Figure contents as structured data
================
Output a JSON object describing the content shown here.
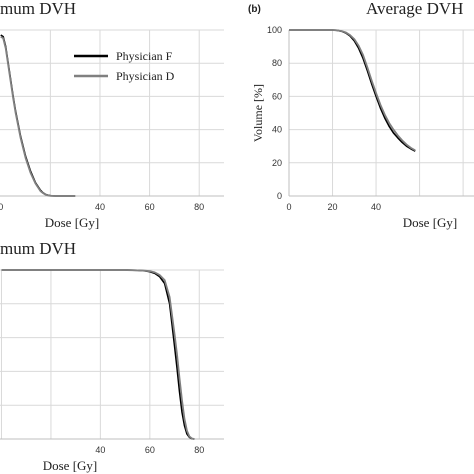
{
  "chart_data": [
    {
      "panel": "",
      "type": "line",
      "title": "mum DVH",
      "xlabel": "Dose [Gy]",
      "ylabel": "",
      "xlim": [
        -0.3,
        90
      ],
      "ylim": [
        0,
        100
      ],
      "xticks": [
        "0",
        "40",
        "60",
        "80"
      ],
      "grid": true,
      "legend": {
        "position": "top-right",
        "entries": [
          "Physician F",
          "Physician D"
        ]
      },
      "series": [
        {
          "name": "Physician F",
          "color": "#000000",
          "x": [
            0,
            1,
            2,
            3,
            4,
            5,
            6,
            8,
            10,
            12,
            14,
            16,
            17,
            18,
            19,
            20,
            22,
            24,
            26,
            28,
            30
          ],
          "y": [
            97,
            96,
            90,
            80,
            70,
            60,
            51,
            36,
            24,
            15,
            8,
            3.5,
            2,
            1,
            0.5,
            0.2,
            0,
            0,
            0,
            0,
            0
          ]
        },
        {
          "name": "Physician D",
          "color": "#808080",
          "x": [
            0,
            1,
            2,
            3,
            4,
            5,
            6,
            8,
            10,
            12,
            14,
            16,
            17,
            18,
            19,
            20,
            22,
            24,
            26,
            28,
            30
          ],
          "y": [
            96,
            95,
            89,
            79,
            69,
            59,
            50,
            35,
            23,
            14,
            7.5,
            3,
            1.8,
            0.8,
            0.4,
            0.1,
            0,
            0,
            0,
            0,
            0
          ]
        }
      ]
    },
    {
      "panel": "(b)",
      "type": "line",
      "title": "Average DVH",
      "xlabel": "Dose [Gy]",
      "ylabel": "Volume [%]",
      "xlim": [
        0,
        85
      ],
      "ylim": [
        0,
        100
      ],
      "xticks": [
        "0",
        "20",
        "40"
      ],
      "yticks": [
        "0",
        "20",
        "40",
        "60",
        "80",
        "100"
      ],
      "grid": true,
      "series": [
        {
          "name": "Physician F",
          "color": "#000000",
          "x": [
            0,
            10,
            20,
            22,
            24,
            26,
            28,
            30,
            32,
            34,
            36,
            38,
            40,
            42,
            44,
            46,
            48,
            50,
            52,
            54,
            56,
            58
          ],
          "y": [
            100,
            100,
            100,
            99.8,
            99.3,
            98.3,
            96.5,
            93.5,
            89,
            83,
            75.5,
            67.5,
            60,
            53,
            47,
            42,
            38,
            35,
            32.3,
            30,
            28.4,
            27
          ]
        },
        {
          "name": "Physician D",
          "color": "#808080",
          "x": [
            0,
            10,
            20,
            22,
            24,
            26,
            28,
            30,
            32,
            34,
            36,
            38,
            40,
            42,
            44,
            46,
            48,
            50,
            52,
            54,
            56,
            58
          ],
          "y": [
            100,
            100,
            100,
            99.8,
            99.4,
            98.6,
            97,
            94.5,
            90.5,
            85,
            77.5,
            69.5,
            62,
            55,
            49,
            44,
            40,
            36.5,
            33.5,
            31,
            29,
            27.5
          ]
        }
      ]
    },
    {
      "panel": "",
      "type": "line",
      "title": "mum DVH",
      "xlabel": "Dose [Gy]",
      "ylabel": "",
      "xlim": [
        -0.6,
        90
      ],
      "ylim": [
        0,
        100
      ],
      "xticks": [
        "40",
        "60",
        "80"
      ],
      "grid": true,
      "series": [
        {
          "name": "Physician F",
          "color": "#000000",
          "x": [
            0,
            20,
            40,
            50,
            55,
            58,
            60,
            62,
            64,
            66,
            68,
            70,
            71,
            72,
            73,
            74,
            75,
            76,
            77,
            78
          ],
          "y": [
            100,
            100,
            100,
            100,
            99.8,
            99.5,
            99,
            98,
            96,
            92,
            80,
            55,
            42,
            28,
            16,
            8,
            3,
            1,
            0.2,
            0
          ]
        },
        {
          "name": "Physician D",
          "color": "#808080",
          "x": [
            0,
            20,
            40,
            50,
            55,
            58,
            60,
            62,
            64,
            66,
            68,
            70,
            71,
            72,
            73,
            74,
            75,
            76,
            77,
            78
          ],
          "y": [
            100,
            100,
            100,
            100,
            99.8,
            99.6,
            99.3,
            98.6,
            97,
            94,
            84,
            62,
            50,
            36,
            23,
            12,
            5,
            1.5,
            0.3,
            0
          ]
        }
      ]
    }
  ]
}
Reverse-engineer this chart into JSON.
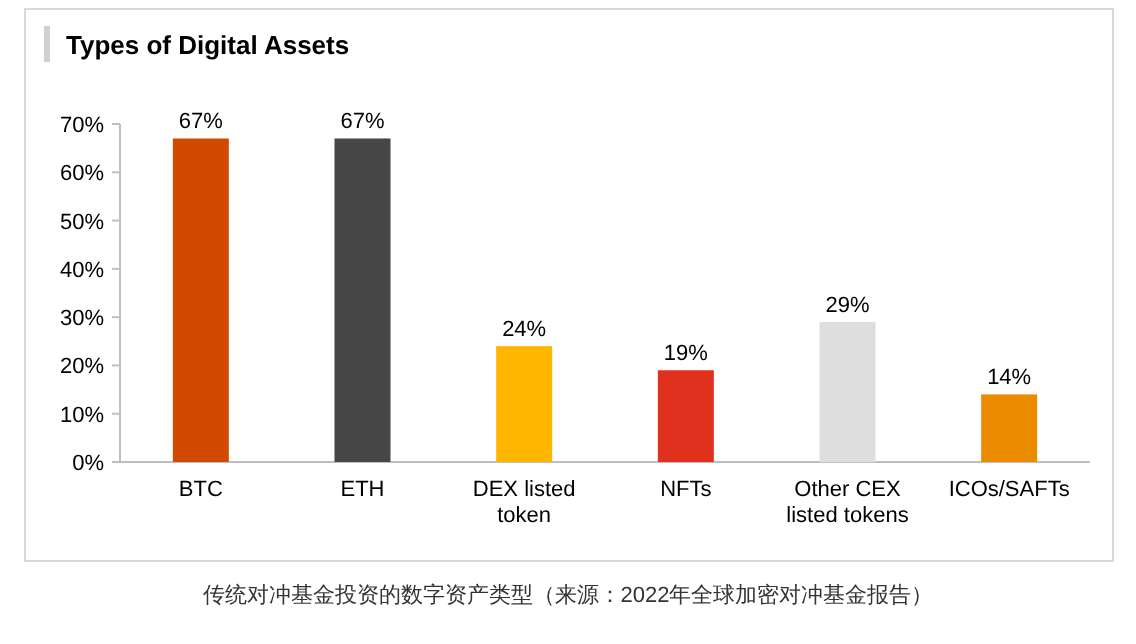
{
  "chart_data": {
    "type": "bar",
    "title": "Types of Digital Assets",
    "categories": [
      "BTC",
      "ETH",
      "DEX listed token",
      "NFTs",
      "Other CEX listed tokens",
      "ICOs/SAFTs"
    ],
    "values": [
      67,
      67,
      24,
      19,
      29,
      14
    ],
    "colors": [
      "#d04a02",
      "#464646",
      "#ffb600",
      "#e0301e",
      "#dedede",
      "#eb8c00"
    ],
    "value_labels": [
      "67%",
      "67%",
      "24%",
      "19%",
      "29%",
      "14%"
    ],
    "ylim": [
      0,
      70
    ],
    "yticks": [
      {
        "value": 0,
        "label": "0%"
      },
      {
        "value": 10,
        "label": "10%"
      },
      {
        "value": 20,
        "label": "20%"
      },
      {
        "value": 30,
        "label": "30%"
      },
      {
        "value": 40,
        "label": "40%"
      },
      {
        "value": 50,
        "label": "50%"
      },
      {
        "value": 60,
        "label": "60%"
      },
      {
        "value": 70,
        "label": "70%"
      }
    ],
    "annotations": [
      "传统对冲基金投资的数字资产类型（来源：2022年全球加密对冲基金报告）"
    ]
  }
}
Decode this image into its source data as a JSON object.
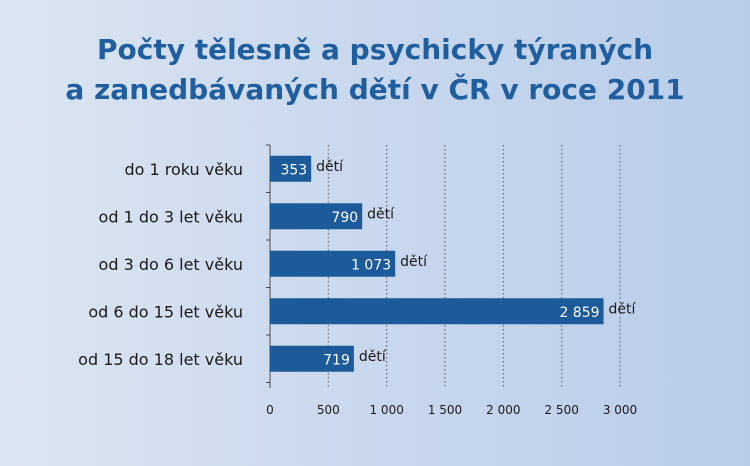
================
Each line in the records above should be reproduced exactly; images are not copied.

== RESULT OF THE TASK ==
Output a JSON object describing the content shown here.
{
  "chart_data": [
    {
      "panel": "",
      "type": "line",
      "title": "mum DVH",
      "xlabel": "Dose [Gy]",
      "ylabel": "",
      "xlim": [
        -0.3,
        90
      ],
      "ylim": [
        0,
        100
      ],
      "xticks": [
        "0",
        "40",
        "60",
        "80"
      ],
      "grid": true,
      "legend": {
        "position": "top-right",
        "entries": [
          "Physician F",
          "Physician D"
        ]
      },
      "series": [
        {
          "name": "Physician F",
          "color": "#000000",
          "x": [
            0,
            1,
            2,
            3,
            4,
            5,
            6,
            8,
            10,
            12,
            14,
            16,
            17,
            18,
            19,
            20,
            22,
            24,
            26,
            28,
            30
          ],
          "y": [
            97,
            96,
            90,
            80,
            70,
            60,
            51,
            36,
            24,
            15,
            8,
            3.5,
            2,
            1,
            0.5,
            0.2,
            0,
            0,
            0,
            0,
            0
          ]
        },
        {
          "name": "Physician D",
          "color": "#808080",
          "x": [
            0,
            1,
            2,
            3,
            4,
            5,
            6,
            8,
            10,
            12,
            14,
            16,
            17,
            18,
            19,
            20,
            22,
            24,
            26,
            28,
            30
          ],
          "y": [
            96,
            95,
            89,
            79,
            69,
            59,
            50,
            35,
            23,
            14,
            7.5,
            3,
            1.8,
            0.8,
            0.4,
            0.1,
            0,
            0,
            0,
            0,
            0
          ]
        }
      ]
    },
    {
      "panel": "(b)",
      "type": "line",
      "title": "Average DVH",
      "xlabel": "Dose [Gy]",
      "ylabel": "Volume [%]",
      "xlim": [
        0,
        85
      ],
      "ylim": [
        0,
        100
      ],
      "xticks": [
        "0",
        "20",
        "40"
      ],
      "yticks": [
        "0",
        "20",
        "40",
        "60",
        "80",
        "100"
      ],
      "grid": true,
      "series": [
        {
          "name": "Physician F",
          "color": "#000000",
          "x": [
            0,
            10,
            20,
            22,
            24,
            26,
            28,
            30,
            32,
            34,
            36,
            38,
            40,
            42,
            44,
            46,
            48,
            50,
            52,
            54,
            56,
            58
          ],
          "y": [
            100,
            100,
            100,
            99.8,
            99.3,
            98.3,
            96.5,
            93.5,
            89,
            83,
            75.5,
            67.5,
            60,
            53,
            47,
            42,
            38,
            35,
            32.3,
            30,
            28.4,
            27
          ]
        },
        {
          "name": "Physician D",
          "color": "#808080",
          "x": [
            0,
            10,
            20,
            22,
            24,
            26,
            28,
            30,
            32,
            34,
            36,
            38,
            40,
            42,
            44,
            46,
            48,
            50,
            52,
            54,
            56,
            58
          ],
          "y": [
            100,
            100,
            100,
            99.8,
            99.4,
            98.6,
            97,
            94.5,
            90.5,
            85,
            77.5,
            69.5,
            62,
            55,
            49,
            44,
            40,
            36.5,
            33.5,
            31,
            29,
            27.5
          ]
        }
      ]
    },
    {
      "panel": "",
      "type": "line",
      "title": "mum DVH",
      "xlabel": "Dose [Gy]",
      "ylabel": "",
      "xlim": [
        -0.6,
        90
      ],
      "ylim": [
        0,
        100
      ],
      "xticks": [
        "40",
        "60",
        "80"
      ],
      "grid": true,
      "series": [
        {
          "name": "Physician F",
          "color": "#000000",
          "x": [
            0,
            20,
            40,
            50,
            55,
            58,
            60,
            62,
            64,
            66,
            68,
            70,
            71,
            72,
            73,
            74,
            75,
            76,
            77,
            78
          ],
          "y": [
            100,
            100,
            100,
            100,
            99.8,
            99.5,
            99,
            98,
            96,
            92,
            80,
            55,
            42,
            28,
            16,
            8,
            3,
            1,
            0.2,
            0
          ]
        },
        {
          "name": "Physician D",
          "color": "#808080",
          "x": [
            0,
            20,
            40,
            50,
            55,
            58,
            60,
            62,
            64,
            66,
            68,
            70,
            71,
            72,
            73,
            74,
            75,
            76,
            77,
            78
          ],
          "y": [
            100,
            100,
            100,
            100,
            99.8,
            99.6,
            99.3,
            98.6,
            97,
            94,
            84,
            62,
            50,
            36,
            23,
            12,
            5,
            1.5,
            0.3,
            0
          ]
        }
      ]
    }
  ]
}
Reverse-engineer this chart into JSON.
{
  "chart_data": {
    "type": "bar",
    "title": "Types of Digital Assets",
    "categories": [
      "BTC",
      "ETH",
      "DEX listed token",
      "NFTs",
      "Other CEX listed tokens",
      "ICOs/SAFTs"
    ],
    "values": [
      67,
      67,
      24,
      19,
      29,
      14
    ],
    "colors": [
      "#d04a02",
      "#464646",
      "#ffb600",
      "#e0301e",
      "#dedede",
      "#eb8c00"
    ],
    "value_labels": [
      "67%",
      "67%",
      "24%",
      "19%",
      "29%",
      "14%"
    ],
    "ylim": [
      0,
      70
    ],
    "yticks": [
      {
        "value": 0,
        "label": "0%"
      },
      {
        "value": 10,
        "label": "10%"
      },
      {
        "value": 20,
        "label": "20%"
      },
      {
        "value": 30,
        "label": "30%"
      },
      {
        "value": 40,
        "label": "40%"
      },
      {
        "value": 50,
        "label": "50%"
      },
      {
        "value": 60,
        "label": "60%"
      },
      {
        "value": 70,
        "label": "70%"
      }
    ],
    "annotations": [
      "传统对冲基金投资的数字资产类型（来源：2022年全球加密对冲基金报告）"
    ]
  }
}
Decode this image into its source data as a JSON object.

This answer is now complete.